**Aim:** List all lines in the material below that contain "Свердловская".

**Dataset entries:**
• • •

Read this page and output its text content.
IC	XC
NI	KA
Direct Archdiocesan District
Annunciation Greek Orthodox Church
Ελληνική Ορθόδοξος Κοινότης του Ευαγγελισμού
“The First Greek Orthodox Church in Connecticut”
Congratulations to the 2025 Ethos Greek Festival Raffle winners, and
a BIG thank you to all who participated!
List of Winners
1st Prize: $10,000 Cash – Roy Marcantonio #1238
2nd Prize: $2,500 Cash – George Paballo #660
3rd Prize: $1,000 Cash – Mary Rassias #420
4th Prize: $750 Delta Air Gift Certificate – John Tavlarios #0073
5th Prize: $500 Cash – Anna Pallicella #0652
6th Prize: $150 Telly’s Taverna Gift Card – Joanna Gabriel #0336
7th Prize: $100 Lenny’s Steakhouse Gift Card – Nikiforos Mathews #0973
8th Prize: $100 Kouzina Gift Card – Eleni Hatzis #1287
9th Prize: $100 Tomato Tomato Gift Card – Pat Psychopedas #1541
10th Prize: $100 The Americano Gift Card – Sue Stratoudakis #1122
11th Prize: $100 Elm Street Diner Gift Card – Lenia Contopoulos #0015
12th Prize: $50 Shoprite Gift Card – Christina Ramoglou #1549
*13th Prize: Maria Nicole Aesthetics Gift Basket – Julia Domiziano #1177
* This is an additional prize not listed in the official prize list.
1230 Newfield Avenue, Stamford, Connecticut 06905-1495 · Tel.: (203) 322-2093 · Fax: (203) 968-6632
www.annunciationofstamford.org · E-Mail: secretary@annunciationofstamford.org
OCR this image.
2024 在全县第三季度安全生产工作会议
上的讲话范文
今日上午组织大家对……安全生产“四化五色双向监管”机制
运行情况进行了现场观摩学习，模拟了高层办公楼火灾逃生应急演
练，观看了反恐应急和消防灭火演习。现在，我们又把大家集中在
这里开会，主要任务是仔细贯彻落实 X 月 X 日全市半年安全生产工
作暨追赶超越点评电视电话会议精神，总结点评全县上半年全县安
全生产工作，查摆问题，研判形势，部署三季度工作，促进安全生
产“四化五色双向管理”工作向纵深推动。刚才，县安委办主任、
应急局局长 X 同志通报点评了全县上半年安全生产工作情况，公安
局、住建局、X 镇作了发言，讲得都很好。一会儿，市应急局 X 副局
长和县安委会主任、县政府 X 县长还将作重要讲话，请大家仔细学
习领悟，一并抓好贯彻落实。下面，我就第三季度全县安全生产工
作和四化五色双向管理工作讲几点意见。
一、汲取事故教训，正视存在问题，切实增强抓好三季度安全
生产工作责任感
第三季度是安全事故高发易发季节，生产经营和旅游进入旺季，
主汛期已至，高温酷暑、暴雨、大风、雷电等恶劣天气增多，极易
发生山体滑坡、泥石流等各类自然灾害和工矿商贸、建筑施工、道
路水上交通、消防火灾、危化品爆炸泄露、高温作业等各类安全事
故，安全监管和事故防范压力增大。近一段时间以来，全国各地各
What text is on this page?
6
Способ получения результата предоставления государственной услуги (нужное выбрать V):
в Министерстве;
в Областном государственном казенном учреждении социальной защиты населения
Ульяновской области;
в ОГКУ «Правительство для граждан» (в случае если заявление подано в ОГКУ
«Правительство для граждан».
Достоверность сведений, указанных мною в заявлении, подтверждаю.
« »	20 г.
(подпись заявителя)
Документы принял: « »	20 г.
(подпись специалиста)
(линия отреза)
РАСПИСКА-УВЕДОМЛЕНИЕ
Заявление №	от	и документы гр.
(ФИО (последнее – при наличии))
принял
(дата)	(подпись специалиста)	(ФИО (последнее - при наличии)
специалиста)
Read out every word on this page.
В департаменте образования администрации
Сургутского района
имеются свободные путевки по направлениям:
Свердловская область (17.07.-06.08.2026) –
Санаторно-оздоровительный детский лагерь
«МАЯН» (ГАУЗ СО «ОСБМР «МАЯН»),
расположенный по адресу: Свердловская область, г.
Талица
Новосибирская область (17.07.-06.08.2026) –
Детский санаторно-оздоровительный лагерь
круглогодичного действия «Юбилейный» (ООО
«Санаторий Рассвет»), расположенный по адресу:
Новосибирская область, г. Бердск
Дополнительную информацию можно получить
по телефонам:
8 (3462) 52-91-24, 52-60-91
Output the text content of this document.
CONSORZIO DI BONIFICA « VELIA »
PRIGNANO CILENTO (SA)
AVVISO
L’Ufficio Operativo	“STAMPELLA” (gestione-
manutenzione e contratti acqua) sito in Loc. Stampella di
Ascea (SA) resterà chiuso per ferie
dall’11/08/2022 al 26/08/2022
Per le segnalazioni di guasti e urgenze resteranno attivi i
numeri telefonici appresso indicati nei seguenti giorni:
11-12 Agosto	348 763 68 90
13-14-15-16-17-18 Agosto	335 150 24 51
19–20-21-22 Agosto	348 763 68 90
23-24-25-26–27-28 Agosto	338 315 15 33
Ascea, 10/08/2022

• • •

**Answer for this exercise:**
Свердловская область (17.07.-06.08.2026) –
расположенный по адресу: Свердловская область, г.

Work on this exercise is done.